**To be done**
Report each line of the data that has "Mount" somewhere in it.

**Source data**
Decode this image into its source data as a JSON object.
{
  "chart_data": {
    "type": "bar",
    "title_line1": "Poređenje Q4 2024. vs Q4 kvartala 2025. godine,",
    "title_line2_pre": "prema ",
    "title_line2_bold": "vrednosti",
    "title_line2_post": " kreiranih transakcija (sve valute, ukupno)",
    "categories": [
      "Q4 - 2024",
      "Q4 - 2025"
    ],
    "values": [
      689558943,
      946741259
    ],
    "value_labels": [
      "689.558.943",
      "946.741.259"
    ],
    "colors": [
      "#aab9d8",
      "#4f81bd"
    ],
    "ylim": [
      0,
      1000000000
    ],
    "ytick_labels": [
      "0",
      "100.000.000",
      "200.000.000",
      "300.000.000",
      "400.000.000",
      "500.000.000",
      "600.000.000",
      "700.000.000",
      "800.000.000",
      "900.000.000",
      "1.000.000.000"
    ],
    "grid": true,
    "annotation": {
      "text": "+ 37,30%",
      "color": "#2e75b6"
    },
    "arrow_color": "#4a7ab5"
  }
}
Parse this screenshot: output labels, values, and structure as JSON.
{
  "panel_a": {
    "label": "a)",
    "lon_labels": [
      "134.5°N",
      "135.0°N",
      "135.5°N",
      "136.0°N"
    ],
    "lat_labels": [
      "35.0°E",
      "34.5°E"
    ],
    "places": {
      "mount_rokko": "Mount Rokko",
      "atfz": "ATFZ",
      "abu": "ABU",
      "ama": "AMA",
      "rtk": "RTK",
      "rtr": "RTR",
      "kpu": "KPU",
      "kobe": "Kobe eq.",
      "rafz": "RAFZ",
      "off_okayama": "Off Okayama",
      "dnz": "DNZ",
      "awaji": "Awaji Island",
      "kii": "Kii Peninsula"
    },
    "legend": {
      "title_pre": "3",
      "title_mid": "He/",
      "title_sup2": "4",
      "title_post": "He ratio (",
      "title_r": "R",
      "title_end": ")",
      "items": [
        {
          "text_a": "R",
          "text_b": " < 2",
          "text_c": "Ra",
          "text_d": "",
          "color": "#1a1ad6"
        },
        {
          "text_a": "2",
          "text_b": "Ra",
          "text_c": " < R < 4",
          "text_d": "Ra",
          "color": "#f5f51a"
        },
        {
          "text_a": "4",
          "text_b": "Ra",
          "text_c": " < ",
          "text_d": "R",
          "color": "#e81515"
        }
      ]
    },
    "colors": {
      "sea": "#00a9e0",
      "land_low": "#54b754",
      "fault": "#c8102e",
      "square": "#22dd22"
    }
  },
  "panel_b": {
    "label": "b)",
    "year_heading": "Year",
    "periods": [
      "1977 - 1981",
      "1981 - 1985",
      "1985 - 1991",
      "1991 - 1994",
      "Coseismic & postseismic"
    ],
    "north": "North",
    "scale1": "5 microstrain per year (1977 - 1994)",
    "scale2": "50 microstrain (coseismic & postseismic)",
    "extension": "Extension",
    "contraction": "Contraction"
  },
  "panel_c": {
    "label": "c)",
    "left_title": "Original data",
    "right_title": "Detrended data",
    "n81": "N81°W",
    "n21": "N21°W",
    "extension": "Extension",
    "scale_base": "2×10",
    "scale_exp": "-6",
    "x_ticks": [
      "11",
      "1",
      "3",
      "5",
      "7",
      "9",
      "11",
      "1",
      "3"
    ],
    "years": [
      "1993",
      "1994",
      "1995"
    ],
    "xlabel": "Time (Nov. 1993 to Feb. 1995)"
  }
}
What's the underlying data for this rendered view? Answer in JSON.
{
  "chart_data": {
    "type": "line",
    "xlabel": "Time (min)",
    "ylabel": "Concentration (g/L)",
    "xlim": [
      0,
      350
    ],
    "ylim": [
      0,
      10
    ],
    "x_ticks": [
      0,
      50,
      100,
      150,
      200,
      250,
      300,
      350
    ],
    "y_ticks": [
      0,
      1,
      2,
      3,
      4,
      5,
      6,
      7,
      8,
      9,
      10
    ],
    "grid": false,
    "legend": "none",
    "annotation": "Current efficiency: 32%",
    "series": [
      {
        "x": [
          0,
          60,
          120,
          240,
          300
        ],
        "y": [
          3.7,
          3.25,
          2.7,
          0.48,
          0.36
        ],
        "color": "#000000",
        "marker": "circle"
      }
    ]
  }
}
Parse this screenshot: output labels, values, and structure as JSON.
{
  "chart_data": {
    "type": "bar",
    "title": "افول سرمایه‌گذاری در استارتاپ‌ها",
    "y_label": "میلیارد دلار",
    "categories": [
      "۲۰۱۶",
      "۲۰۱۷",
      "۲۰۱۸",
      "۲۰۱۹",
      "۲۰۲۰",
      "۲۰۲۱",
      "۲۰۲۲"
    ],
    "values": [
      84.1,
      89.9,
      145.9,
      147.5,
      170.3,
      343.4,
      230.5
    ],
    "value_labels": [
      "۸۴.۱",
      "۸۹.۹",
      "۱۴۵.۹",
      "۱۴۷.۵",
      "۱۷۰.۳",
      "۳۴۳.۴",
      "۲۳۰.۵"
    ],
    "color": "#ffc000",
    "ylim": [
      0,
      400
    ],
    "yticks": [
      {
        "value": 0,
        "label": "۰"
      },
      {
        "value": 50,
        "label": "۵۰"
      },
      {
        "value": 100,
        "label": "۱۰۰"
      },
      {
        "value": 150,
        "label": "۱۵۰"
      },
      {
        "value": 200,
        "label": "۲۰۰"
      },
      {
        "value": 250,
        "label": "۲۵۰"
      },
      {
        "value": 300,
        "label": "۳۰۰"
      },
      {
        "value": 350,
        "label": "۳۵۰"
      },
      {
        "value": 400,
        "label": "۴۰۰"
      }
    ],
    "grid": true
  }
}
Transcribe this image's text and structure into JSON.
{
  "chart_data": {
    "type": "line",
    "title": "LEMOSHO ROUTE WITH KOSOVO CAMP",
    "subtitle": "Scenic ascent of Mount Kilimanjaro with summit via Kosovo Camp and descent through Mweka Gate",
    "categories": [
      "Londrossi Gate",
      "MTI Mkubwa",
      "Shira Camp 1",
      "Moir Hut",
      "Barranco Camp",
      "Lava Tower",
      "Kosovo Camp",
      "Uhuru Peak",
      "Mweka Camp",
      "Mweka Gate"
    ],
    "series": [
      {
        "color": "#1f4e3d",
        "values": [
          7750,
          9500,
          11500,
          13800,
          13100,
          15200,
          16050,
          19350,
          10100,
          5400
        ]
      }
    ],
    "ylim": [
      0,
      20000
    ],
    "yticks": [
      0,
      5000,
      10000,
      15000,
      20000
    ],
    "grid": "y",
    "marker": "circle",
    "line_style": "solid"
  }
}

**Full response**
      "mount_rokko": "Mount Rokko",
    "subtitle": "Scenic ascent of Mount Kilimanjaro with summit via Kosovo Camp and descent through Mweka Gate",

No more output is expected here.